[begin Available data]
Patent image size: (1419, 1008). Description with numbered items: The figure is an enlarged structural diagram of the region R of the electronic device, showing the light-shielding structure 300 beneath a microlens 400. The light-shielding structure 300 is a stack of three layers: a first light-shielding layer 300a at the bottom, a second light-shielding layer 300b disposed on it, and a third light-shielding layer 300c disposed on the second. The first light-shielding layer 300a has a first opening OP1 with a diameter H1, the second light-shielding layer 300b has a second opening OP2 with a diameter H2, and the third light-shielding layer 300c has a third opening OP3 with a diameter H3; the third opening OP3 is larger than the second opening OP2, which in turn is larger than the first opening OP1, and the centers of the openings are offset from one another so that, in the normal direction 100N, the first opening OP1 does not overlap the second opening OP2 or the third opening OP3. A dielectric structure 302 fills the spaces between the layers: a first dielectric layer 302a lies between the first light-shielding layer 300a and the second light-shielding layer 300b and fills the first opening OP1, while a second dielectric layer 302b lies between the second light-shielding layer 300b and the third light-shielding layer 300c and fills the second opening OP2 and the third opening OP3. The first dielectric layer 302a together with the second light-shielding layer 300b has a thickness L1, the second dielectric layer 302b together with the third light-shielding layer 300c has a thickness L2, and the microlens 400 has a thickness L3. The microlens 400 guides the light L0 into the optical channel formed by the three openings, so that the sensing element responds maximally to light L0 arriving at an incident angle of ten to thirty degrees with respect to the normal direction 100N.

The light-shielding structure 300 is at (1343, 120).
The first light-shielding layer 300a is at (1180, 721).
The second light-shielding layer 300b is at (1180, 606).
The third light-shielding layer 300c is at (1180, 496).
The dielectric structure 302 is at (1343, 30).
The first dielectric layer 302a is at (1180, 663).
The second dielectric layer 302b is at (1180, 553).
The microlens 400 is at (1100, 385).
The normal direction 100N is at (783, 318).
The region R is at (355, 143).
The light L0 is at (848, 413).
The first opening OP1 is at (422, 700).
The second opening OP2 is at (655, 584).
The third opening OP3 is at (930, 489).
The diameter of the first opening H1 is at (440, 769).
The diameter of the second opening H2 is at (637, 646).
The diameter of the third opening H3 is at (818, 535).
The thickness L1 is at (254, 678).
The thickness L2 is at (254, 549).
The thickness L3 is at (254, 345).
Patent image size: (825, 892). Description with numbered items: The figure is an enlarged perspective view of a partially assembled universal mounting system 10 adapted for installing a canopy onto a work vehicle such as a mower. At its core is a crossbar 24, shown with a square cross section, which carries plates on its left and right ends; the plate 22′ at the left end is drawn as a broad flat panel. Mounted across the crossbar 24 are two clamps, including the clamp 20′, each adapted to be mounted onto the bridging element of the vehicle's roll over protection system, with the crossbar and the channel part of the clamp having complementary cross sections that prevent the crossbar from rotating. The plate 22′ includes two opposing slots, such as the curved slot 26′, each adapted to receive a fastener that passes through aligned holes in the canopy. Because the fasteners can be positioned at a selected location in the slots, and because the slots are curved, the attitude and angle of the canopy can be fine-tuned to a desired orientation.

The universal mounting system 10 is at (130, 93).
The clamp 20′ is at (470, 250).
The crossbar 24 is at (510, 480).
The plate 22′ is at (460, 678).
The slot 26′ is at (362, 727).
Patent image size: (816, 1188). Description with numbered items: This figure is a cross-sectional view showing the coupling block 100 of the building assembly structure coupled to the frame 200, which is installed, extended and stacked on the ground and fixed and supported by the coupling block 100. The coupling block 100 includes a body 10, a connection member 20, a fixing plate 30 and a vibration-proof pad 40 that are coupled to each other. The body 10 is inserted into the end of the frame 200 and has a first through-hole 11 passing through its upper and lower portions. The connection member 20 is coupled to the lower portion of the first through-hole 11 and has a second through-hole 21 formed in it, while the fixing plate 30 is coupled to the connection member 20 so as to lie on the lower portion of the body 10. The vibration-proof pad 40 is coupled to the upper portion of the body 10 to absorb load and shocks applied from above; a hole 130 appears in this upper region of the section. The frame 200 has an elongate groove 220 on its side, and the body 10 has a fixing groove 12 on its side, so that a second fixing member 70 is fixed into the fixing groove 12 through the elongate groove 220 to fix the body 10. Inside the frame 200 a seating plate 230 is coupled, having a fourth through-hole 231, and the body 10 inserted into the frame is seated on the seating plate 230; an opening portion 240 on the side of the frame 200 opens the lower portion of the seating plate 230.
[end Available data]
*What needs to be done*:
Rewrite the lines from the one with "Patent image size: (825, 892)." to the one with "The clamp 20′ is at (470, 250).", putting "tractor" in place of "mower" and leaving the rest unchanged.

*Final result*:
Patent image size: (825, 892). Description with numbered items: The figure is an enlarged perspective view of a partially assembled universal mounting system 10 adapted for installing a canopy onto a work vehicle such as a tractor. At its core is a crossbar 24, shown with a square cross section, which carries plates on its left and right ends; the plate 22′ at the left end is drawn as a broad flat panel. Mounted across the crossbar 24 are two clamps, including the clamp 20′, each adapted to be mounted onto the bridging element of the vehicle's roll over protection system, with the crossbar and the channel part of the clamp having complementary cross sections that prevent the crossbar from rotating. The plate 22′ includes two opposing slots, such as the curved slot 26′, each adapted to receive a fastener that passes through aligned holes in the canopy. Because the fasteners can be positioned at a selected location in the slots, and because the slots are curved, the attitude and angle of the canopy can be fine-tuned to a desired orientation.

The universal mounting system 10 is at (130, 93).
The clamp 20′ is at (470, 250).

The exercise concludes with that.